GIVEN EXERCISE: Write every entry out again exactly, please, and skip the pictures.

Saved data entries
/---

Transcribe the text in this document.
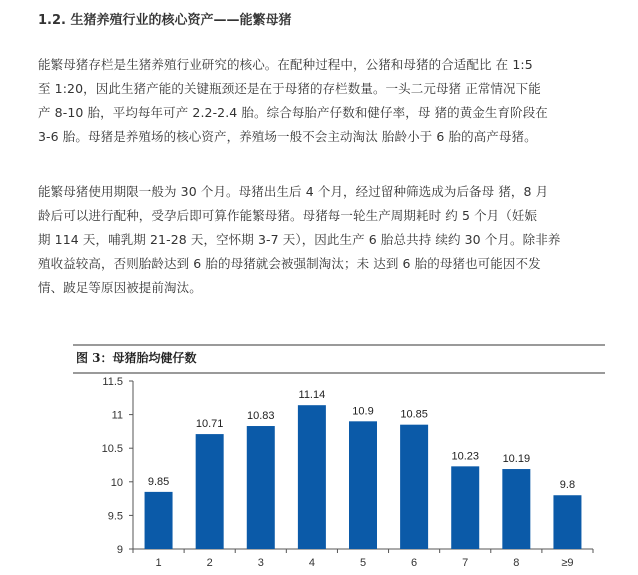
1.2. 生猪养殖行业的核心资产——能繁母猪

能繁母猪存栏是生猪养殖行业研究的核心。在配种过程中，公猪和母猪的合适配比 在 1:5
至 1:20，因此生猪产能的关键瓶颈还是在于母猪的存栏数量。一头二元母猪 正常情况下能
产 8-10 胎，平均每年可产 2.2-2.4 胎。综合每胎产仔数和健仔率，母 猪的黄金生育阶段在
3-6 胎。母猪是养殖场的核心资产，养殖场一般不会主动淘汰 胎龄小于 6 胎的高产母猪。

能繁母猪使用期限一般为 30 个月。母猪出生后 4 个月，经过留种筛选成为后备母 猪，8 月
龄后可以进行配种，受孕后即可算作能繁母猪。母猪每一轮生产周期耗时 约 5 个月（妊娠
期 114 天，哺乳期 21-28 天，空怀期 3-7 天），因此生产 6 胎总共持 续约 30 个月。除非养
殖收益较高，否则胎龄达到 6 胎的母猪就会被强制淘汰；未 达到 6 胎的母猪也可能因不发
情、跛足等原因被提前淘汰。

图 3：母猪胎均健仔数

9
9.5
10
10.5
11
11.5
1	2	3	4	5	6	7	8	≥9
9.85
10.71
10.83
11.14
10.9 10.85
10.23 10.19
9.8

\---

WRITTEN ANSWER:
Transcribe the text in this document.
1.2. 生猪养殖行业的核心资产——能繁母猪

能繁母猪存栏是生猪养殖行业研究的核心。在配种过程中，公猪和母猪的合适配比 在 1:5
至 1:20，因此生猪产能的关键瓶颈还是在于母猪的存栏数量。一头二元母猪 正常情况下能
产 8-10 胎，平均每年可产 2.2-2.4 胎。综合每胎产仔数和健仔率，母 猪的黄金生育阶段在
3-6 胎。母猪是养殖场的核心资产，养殖场一般不会主动淘汰 胎龄小于 6 胎的高产母猪。

能繁母猪使用期限一般为 30 个月。母猪出生后 4 个月，经过留种筛选成为后备母 猪，8 月
龄后可以进行配种，受孕后即可算作能繁母猪。母猪每一轮生产周期耗时 约 5 个月（妊娠
期 114 天，哺乳期 21-28 天，空怀期 3-7 天），因此生产 6 胎总共持 续约 30 个月。除非养
殖收益较高，否则胎龄达到 6 胎的母猪就会被强制淘汰；未 达到 6 胎的母猪也可能因不发
情、跛足等原因被提前淘汰。

图 3：母猪胎均健仔数

9
9.5
10
10.5
11
11.5
1	2	3	4	5	6	7	8	≥9
9.85
10.71
10.83
11.14
10.9 10.85
10.23 10.19
9.8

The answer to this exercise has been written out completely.